= The request =
Omit every image, and transcribe the remaining entries exactly as given.

= Task data =

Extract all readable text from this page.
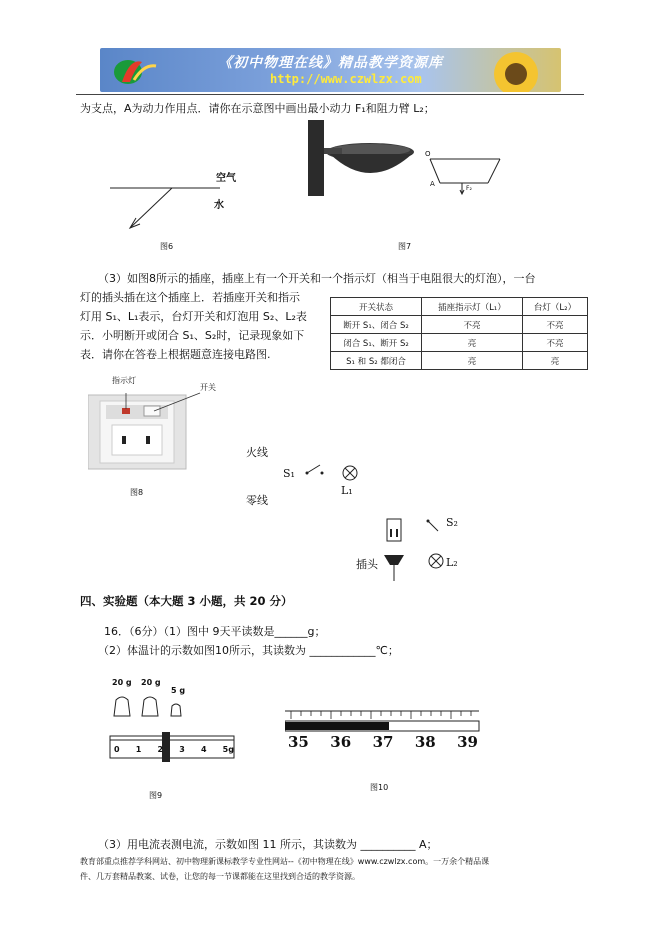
《初中物理在线》精品教学资源库
http://www.czwlzx.com

为支点，A为动力作用点．请你在示意图中画出最小动力 F₁和阻力臂 L₂；

空气
水
图6
O
A
F₂
图7

（3）如图8所示的插座，插座上有一个开关和一个指示灯（相当于电阻很大的灯泡），一台

灯的插头插在这个插座上．若插座开关和指示

灯用 S₁、L₁表示，台灯开关和灯泡用 S₂、L₂表

示．小明断开或闭合 S₁、S₂时，记录现象如下

表．请你在答卷上根据题意连接电路图.

开关状态	插座指示灯（L₁）	台灯（L₂）
断开 S₁、闭合 S₂	不亮	不亮
闭合 S₁、断开 S₂	亮	不亮
S₁ 和 S₂ 都闭合	亮	亮
指示灯
开关
图8
火线
零线
S₁
L₁
S₂
L₂
插头

四、实验题（本大题 3 小题，共 20 分）

16．（6分）（1）图中 9天平读数是______g；

（2）体温计的示数如图10所示，其读数为 ____________℃；

20 g 20 g
5 g
0 1 2 3 4 5g
图9
35 36 37 38 39
图10

（3）用电流表测电流，示数如图 11 所示，其读数为 __________ A；

教育部重点推荐学科网站、初中物理新课标教学专业性网站--《初中物理在线》www.czwlzx.com。一万余个精品课
件、几万套精品教案、试卷，让您的每一节课都能在这里找到合适的教学资源。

= Result below =
Extract all readable text from this page.
《初中物理在线》精品教学资源库
http://www.czwlzx.com

为支点，A为动力作用点．请你在示意图中画出最小动力 F₁和阻力臂 L₂；

空气
水
图6
O
A
F₂
图7

（3）如图8所示的插座，插座上有一个开关和一个指示灯（相当于电阻很大的灯泡），一台

灯的插头插在这个插座上．若插座开关和指示

灯用 S₁、L₁表示，台灯开关和灯泡用 S₂、L₂表

示．小明断开或闭合 S₁、S₂时，记录现象如下

表．请你在答卷上根据题意连接电路图.

开关状态	插座指示灯（L₁）	台灯（L₂）
断开 S₁、闭合 S₂	不亮	不亮
闭合 S₁、断开 S₂	亮	不亮
S₁ 和 S₂ 都闭合	亮	亮
指示灯
开关
图8
火线
零线
S₁
L₁
S₂
L₂
插头

四、实验题（本大题 3 小题，共 20 分）

16．（6分）（1）图中 9天平读数是______g；

（2）体温计的示数如图10所示，其读数为 ____________℃；

20 g 20 g
5 g
0 1 2 3 4 5g
图9
35 36 37 38 39
图10

（3）用电流表测电流，示数如图 11 所示，其读数为 __________ A；

教育部重点推荐学科网站、初中物理新课标教学专业性网站--《初中物理在线》www.czwlzx.com。一万余个精品课
件、几万套精品教案、试卷，让您的每一节课都能在这里找到合适的教学资源。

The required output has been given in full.